Set exercise
Without including the pictures, copy out every line below.

(Saved entries)
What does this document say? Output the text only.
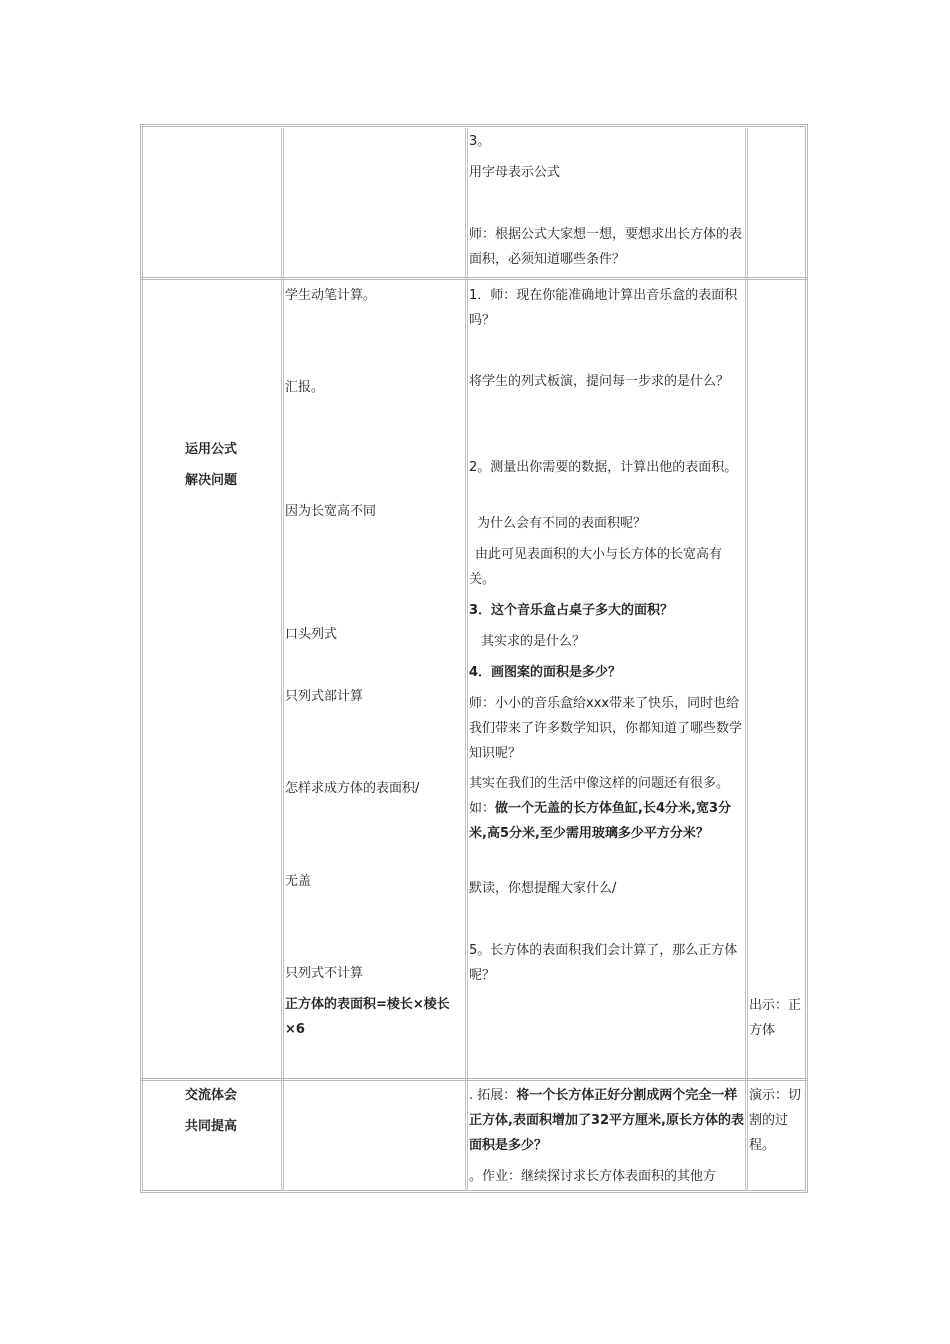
3。
用字母表示公式
师：根据公式大家想一想，要想求出长方体的表面积，必须知道哪些条件？
运用公式
解决问题
学生动笔计算。
汇报。
因为长宽高不同
口头列式
只列式部计算
怎样求成方体的表面积/
无盖
只列式不计算
正方体的表面积=棱长×棱长×6
1．师：现在你能准确地计算出音乐盒的表面积吗？
将学生的列式板演，提问每一步求的是什么？
2。测量出你需要的数据，计算出他的表面积。
为什么会有不同的表面积呢？
由此可见表面积的大小与长方体的长宽高有关。
3．这个音乐盒占桌子多大的面积？
其实求的是什么？
4．画图案的面积是多少？
师：小小的音乐盒给xxx带来了快乐，同时也给我们带来了许多数学知识，你都知道了哪些数学知识呢？
其实在我们的生活中像这样的问题还有很多。如：做一个无盖的长方体鱼缸,长4分米,宽3分米,高5分米,至少需用玻璃多少平方分米？
默读，你想提醒大家什么/
5。长方体的表面积我们会计算了，那么正方体呢？
出示：正方体
交流体会
共同提高
. 拓展：将一个长方体正好分割成两个完全一样正方体,表面积增加了32平方厘米,原长方体的表面积是多少？
。作业：继续探讨求长方体表面积的其他方
演示：切割的过程。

Answer for this exercise
What does this document say? Output the text only.
3。
用字母表示公式
师：根据公式大家想一想，要想求出长方体的表面积，必须知道哪些条件？
运用公式
解决问题
学生动笔计算。
汇报。
因为长宽高不同
口头列式
只列式部计算
怎样求成方体的表面积/
无盖
只列式不计算
正方体的表面积=棱长×棱长×6
1．师：现在你能准确地计算出音乐盒的表面积吗？
将学生的列式板演，提问每一步求的是什么？
2。测量出你需要的数据，计算出他的表面积。
为什么会有不同的表面积呢？
由此可见表面积的大小与长方体的长宽高有关。
3．这个音乐盒占桌子多大的面积？
其实求的是什么？
4．画图案的面积是多少？
师：小小的音乐盒给xxx带来了快乐，同时也给我们带来了许多数学知识，你都知道了哪些数学知识呢？
其实在我们的生活中像这样的问题还有很多。如：做一个无盖的长方体鱼缸,长4分米,宽3分米,高5分米,至少需用玻璃多少平方分米？
默读，你想提醒大家什么/
5。长方体的表面积我们会计算了，那么正方体呢？
出示：正方体
交流体会
共同提高
. 拓展：将一个长方体正好分割成两个完全一样正方体,表面积增加了32平方厘米,原长方体的表面积是多少？
。作业：继续探讨求长方体表面积的其他方
演示：切割的过程。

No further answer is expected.